Data rows =>
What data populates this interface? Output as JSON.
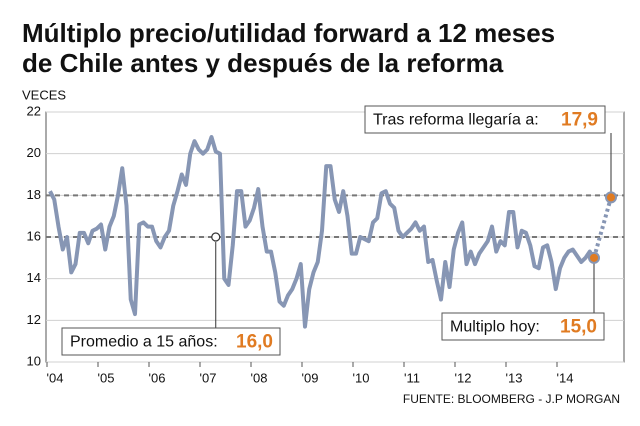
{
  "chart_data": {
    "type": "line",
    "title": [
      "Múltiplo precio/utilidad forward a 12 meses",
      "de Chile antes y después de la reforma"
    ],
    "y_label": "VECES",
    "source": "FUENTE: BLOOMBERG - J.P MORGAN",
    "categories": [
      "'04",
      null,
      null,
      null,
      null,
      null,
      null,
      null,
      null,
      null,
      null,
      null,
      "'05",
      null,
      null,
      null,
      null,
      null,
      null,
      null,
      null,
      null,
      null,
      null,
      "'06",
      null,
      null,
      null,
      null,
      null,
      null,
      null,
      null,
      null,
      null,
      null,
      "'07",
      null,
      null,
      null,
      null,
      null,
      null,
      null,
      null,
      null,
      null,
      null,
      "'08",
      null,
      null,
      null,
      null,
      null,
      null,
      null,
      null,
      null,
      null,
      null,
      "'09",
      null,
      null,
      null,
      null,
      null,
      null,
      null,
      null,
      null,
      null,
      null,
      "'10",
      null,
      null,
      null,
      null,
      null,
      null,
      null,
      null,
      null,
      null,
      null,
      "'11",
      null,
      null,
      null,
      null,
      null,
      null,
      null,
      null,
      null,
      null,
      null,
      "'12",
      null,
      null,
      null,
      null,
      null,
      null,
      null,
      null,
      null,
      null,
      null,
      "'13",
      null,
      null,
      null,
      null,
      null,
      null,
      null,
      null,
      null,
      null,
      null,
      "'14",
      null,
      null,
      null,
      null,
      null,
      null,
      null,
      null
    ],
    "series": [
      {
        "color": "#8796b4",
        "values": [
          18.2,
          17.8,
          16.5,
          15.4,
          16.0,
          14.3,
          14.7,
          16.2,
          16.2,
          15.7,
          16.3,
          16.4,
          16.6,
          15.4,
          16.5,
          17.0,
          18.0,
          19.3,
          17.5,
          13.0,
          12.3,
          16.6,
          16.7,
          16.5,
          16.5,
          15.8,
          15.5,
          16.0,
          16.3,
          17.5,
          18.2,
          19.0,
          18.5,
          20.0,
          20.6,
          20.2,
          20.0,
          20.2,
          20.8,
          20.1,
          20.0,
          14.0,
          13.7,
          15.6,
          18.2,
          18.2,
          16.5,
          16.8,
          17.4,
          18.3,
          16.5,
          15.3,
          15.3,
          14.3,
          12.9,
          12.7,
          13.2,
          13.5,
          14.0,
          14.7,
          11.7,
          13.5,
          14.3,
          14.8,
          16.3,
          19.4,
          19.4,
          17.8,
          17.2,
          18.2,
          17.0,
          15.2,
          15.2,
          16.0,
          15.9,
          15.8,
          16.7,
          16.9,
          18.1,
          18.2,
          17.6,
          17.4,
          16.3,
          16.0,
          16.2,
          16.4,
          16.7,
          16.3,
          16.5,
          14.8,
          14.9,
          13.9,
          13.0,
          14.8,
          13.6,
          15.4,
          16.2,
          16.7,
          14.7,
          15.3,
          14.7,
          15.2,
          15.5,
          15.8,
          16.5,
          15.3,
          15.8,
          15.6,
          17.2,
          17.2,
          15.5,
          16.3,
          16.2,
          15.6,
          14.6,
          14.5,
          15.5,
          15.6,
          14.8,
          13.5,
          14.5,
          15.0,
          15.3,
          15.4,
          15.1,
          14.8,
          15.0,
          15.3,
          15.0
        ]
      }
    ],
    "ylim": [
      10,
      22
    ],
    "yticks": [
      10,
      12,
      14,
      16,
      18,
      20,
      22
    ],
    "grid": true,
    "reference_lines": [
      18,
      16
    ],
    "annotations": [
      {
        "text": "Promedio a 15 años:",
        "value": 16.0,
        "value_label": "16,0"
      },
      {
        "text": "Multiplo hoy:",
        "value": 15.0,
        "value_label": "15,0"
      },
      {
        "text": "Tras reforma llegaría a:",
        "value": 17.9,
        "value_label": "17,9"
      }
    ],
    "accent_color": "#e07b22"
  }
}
--
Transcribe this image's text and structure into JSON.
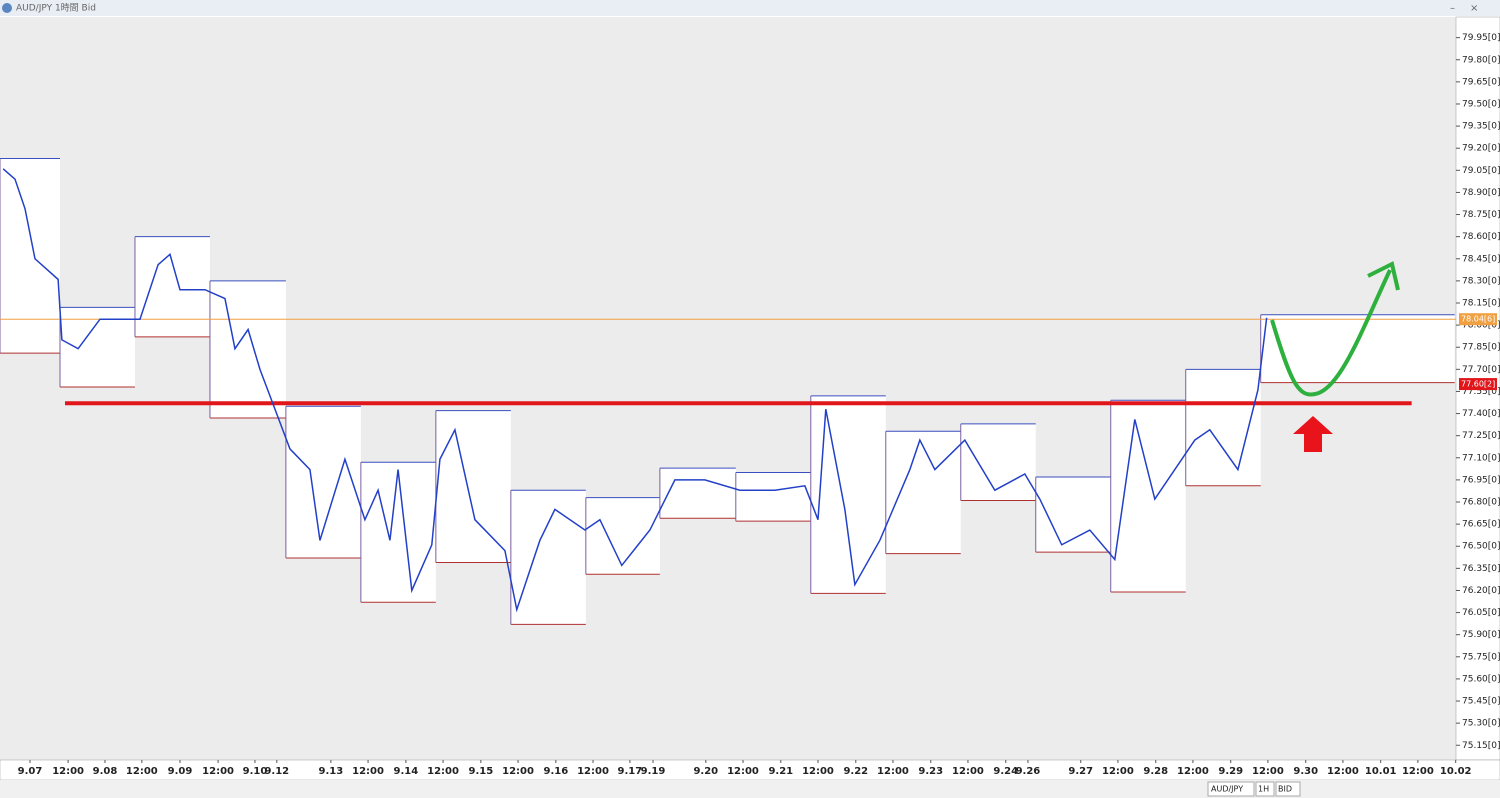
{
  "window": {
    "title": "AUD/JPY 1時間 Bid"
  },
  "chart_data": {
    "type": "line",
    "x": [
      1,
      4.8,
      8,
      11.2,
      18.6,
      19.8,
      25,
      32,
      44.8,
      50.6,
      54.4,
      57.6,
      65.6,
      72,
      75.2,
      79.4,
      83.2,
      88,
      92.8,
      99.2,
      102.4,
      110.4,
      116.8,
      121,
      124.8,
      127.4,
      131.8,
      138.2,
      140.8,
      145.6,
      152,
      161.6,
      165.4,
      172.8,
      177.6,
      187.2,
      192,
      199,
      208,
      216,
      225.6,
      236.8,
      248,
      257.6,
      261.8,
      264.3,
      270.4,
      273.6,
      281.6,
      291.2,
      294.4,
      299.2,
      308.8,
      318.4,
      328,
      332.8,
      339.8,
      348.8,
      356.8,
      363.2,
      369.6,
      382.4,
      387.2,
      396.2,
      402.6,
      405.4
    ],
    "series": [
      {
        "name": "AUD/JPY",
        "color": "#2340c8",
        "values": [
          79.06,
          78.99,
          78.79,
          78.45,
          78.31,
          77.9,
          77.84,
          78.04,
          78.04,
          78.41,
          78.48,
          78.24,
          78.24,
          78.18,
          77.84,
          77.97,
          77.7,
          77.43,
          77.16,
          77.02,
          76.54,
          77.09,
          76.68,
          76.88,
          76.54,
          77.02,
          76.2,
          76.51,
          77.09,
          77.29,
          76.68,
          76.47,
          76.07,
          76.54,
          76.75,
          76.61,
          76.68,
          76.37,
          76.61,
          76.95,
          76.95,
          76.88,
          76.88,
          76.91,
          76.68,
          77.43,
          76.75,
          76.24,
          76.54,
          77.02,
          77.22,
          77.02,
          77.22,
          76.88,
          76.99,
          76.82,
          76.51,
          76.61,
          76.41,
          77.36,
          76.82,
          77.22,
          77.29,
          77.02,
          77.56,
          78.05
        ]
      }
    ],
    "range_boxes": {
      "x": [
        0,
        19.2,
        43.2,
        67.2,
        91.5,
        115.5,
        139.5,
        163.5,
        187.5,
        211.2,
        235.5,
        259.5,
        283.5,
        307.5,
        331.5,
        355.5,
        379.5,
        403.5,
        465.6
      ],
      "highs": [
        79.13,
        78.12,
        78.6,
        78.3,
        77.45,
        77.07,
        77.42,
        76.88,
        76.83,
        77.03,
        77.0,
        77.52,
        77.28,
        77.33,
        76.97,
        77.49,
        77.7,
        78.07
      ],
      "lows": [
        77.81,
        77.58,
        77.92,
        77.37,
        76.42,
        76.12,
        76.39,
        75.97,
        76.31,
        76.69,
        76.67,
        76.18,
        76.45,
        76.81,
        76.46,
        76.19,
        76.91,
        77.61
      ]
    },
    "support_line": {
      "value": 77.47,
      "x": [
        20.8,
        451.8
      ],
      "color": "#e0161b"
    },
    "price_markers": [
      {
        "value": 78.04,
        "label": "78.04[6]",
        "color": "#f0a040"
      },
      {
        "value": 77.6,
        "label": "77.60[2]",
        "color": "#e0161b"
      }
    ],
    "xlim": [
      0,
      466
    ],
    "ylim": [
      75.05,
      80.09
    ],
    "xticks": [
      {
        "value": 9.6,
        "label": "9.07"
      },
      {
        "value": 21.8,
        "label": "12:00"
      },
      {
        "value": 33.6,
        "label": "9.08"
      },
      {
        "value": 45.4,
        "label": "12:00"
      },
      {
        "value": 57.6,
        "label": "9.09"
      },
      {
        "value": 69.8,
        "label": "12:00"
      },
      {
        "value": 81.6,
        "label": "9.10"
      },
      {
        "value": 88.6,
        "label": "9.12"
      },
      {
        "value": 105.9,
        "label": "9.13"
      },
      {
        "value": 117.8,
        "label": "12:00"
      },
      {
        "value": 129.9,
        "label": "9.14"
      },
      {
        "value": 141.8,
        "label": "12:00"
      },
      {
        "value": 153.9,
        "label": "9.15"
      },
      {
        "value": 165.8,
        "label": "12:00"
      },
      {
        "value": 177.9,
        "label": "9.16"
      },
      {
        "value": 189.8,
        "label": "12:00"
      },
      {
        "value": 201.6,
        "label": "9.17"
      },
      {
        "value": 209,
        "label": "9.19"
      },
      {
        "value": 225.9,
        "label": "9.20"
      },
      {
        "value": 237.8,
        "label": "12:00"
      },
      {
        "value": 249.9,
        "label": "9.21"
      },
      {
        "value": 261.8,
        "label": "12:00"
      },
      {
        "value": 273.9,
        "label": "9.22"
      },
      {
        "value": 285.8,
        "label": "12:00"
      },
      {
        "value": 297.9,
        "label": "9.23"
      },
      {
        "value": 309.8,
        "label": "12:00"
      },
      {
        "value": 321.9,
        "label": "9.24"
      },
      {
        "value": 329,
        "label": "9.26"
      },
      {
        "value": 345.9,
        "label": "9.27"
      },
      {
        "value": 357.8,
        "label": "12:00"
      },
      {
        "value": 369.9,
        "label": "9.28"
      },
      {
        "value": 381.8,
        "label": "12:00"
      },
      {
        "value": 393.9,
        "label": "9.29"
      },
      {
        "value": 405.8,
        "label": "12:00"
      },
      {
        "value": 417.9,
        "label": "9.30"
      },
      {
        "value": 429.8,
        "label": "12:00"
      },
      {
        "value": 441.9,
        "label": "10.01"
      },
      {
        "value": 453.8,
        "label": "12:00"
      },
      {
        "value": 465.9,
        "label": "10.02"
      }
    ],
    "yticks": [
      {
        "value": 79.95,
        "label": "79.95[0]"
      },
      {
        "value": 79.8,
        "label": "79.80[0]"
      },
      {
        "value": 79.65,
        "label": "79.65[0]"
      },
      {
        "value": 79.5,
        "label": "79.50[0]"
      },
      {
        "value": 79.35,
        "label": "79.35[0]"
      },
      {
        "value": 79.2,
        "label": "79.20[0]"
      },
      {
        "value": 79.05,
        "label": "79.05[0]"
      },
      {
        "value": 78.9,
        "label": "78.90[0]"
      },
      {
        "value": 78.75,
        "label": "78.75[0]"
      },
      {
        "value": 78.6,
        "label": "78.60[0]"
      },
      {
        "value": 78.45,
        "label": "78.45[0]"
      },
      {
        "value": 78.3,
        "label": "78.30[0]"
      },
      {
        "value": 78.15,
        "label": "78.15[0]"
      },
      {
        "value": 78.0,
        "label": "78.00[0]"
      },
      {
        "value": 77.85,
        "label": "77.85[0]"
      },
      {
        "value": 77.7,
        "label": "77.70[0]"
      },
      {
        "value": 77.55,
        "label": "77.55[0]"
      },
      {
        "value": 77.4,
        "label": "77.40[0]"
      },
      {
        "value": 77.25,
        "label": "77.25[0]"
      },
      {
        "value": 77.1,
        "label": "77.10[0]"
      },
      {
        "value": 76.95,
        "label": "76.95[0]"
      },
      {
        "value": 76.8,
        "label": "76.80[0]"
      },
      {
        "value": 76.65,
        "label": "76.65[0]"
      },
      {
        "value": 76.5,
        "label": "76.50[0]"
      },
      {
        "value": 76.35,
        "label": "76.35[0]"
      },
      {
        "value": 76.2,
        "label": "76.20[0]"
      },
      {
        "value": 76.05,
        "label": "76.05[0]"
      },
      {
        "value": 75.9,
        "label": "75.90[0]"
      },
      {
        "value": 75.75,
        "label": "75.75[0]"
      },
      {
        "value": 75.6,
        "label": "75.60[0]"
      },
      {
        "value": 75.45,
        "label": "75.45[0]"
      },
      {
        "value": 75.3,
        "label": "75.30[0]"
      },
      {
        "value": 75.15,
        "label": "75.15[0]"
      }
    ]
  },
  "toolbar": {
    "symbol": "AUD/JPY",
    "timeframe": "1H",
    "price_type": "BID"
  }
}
---
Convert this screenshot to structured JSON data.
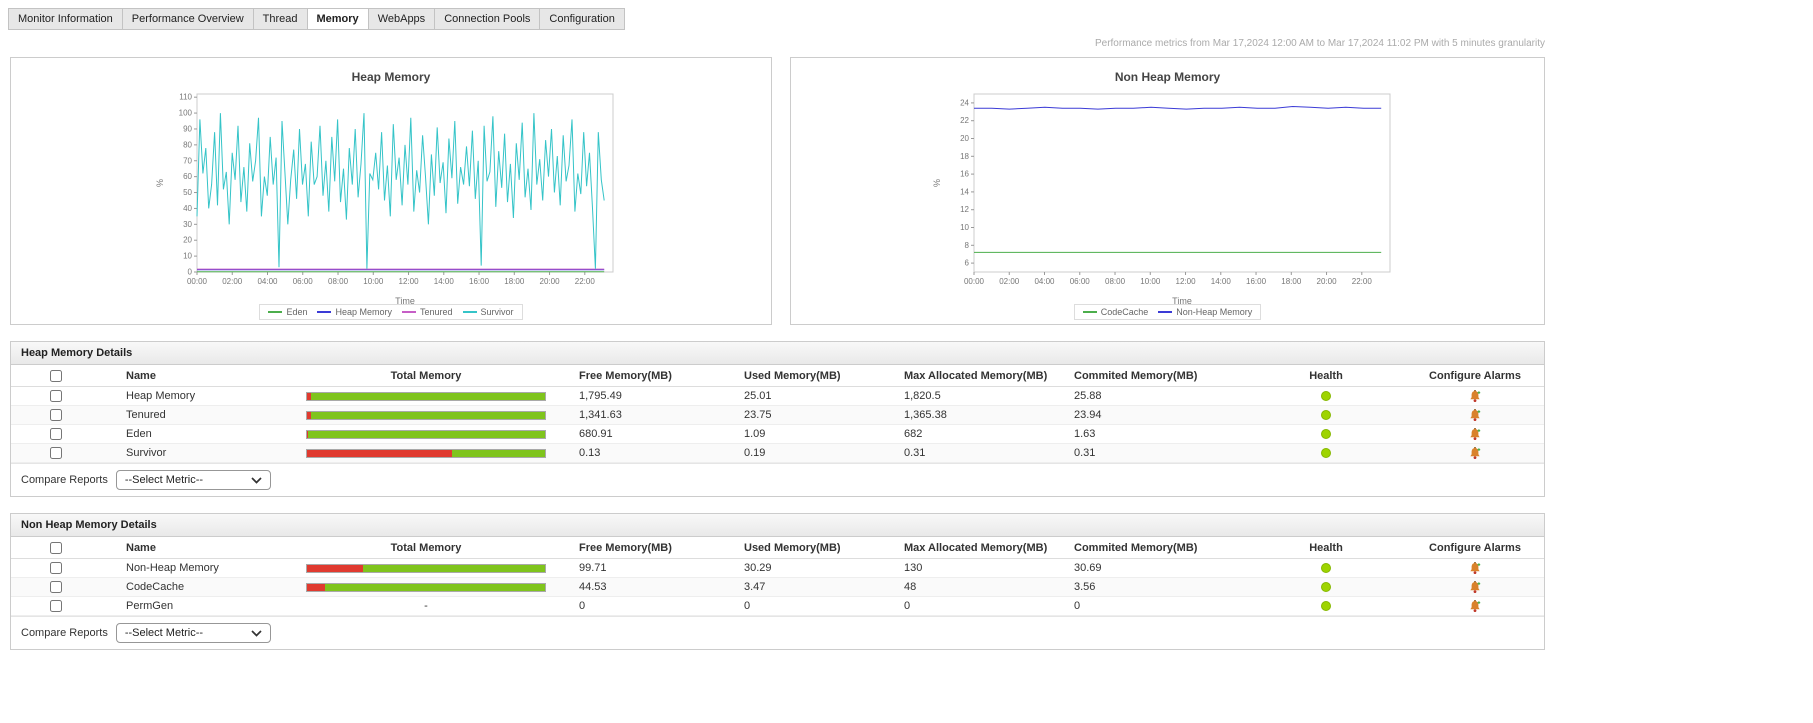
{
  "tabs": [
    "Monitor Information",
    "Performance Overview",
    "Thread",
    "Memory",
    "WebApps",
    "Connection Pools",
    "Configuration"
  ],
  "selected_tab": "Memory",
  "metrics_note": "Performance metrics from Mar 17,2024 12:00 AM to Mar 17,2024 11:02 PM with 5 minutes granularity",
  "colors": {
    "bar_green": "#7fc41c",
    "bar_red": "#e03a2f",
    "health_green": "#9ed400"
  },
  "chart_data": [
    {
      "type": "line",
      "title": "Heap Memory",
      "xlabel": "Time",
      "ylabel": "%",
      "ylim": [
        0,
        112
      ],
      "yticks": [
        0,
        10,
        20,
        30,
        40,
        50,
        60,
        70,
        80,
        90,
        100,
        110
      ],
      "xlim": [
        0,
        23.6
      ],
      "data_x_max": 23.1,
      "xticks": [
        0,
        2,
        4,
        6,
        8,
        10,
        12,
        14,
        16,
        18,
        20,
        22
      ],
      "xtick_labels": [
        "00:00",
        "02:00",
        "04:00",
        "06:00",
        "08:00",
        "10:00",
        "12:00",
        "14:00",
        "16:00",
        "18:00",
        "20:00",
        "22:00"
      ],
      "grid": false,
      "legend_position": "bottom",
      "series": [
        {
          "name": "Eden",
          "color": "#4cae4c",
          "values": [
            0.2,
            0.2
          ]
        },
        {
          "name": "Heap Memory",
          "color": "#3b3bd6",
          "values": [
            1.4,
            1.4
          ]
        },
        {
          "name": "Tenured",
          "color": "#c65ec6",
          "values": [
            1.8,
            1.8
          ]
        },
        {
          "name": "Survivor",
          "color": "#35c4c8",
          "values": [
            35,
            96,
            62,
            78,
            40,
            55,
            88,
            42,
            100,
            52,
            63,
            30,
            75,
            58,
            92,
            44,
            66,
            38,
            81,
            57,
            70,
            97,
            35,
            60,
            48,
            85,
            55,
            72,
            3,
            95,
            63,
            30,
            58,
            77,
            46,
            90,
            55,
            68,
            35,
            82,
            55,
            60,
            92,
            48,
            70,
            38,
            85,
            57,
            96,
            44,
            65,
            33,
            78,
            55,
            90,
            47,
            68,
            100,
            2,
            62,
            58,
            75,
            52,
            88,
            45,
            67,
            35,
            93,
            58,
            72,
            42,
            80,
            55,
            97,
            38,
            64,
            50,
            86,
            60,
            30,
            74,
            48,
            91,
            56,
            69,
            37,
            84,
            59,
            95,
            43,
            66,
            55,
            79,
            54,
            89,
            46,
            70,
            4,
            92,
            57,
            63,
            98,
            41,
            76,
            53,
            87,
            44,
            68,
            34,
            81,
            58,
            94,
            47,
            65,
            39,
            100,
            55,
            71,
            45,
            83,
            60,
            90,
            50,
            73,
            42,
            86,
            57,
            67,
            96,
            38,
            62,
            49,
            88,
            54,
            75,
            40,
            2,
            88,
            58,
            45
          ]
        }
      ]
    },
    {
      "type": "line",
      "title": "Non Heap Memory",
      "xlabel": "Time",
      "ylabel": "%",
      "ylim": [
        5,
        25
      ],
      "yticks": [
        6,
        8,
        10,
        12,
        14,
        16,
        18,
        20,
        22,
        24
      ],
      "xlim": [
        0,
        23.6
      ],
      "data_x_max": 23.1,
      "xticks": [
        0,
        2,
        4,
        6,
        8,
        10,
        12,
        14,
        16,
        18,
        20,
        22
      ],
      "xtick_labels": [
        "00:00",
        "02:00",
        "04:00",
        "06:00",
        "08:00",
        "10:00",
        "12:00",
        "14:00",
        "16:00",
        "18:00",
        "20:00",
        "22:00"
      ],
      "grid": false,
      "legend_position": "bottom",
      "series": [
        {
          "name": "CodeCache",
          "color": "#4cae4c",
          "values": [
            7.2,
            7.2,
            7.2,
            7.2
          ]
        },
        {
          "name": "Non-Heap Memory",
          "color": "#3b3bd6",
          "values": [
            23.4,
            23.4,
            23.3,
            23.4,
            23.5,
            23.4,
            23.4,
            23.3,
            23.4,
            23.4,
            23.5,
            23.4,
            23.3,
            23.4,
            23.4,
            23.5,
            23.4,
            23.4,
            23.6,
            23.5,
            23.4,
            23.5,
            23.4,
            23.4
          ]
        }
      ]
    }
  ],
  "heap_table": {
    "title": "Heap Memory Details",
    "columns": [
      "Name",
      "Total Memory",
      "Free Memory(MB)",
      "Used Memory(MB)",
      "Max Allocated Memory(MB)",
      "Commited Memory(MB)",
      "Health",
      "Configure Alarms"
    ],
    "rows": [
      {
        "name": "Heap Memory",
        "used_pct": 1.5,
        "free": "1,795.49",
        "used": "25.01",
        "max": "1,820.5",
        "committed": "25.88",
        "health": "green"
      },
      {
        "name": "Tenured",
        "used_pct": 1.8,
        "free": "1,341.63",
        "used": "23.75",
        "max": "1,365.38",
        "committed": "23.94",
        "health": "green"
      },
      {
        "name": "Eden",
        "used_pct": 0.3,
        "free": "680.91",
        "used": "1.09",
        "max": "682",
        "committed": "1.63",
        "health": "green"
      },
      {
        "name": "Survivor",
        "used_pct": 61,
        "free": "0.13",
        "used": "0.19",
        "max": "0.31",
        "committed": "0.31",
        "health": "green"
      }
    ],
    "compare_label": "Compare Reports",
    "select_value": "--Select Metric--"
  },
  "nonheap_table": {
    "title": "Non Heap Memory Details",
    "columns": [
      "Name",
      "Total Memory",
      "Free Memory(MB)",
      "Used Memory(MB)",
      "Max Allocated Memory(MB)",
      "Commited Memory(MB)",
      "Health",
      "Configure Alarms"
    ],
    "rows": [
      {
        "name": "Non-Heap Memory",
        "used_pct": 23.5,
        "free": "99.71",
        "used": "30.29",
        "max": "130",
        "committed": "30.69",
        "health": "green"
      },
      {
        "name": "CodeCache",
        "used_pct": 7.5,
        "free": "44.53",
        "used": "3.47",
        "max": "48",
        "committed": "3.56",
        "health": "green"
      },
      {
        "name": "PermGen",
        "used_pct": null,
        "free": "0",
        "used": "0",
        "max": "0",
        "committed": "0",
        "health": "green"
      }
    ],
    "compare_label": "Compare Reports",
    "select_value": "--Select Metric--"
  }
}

To do => Scan the material above. Return every line containing the string "title".

Result for this task =>
    "title": [
    "title": "AUD/JPY 1時間 Bid"
      "title": "Heap Memory",
      "title": "Non Heap Memory",
    "title": "Heap Memory Details",
    "title": "Non Heap Memory Details",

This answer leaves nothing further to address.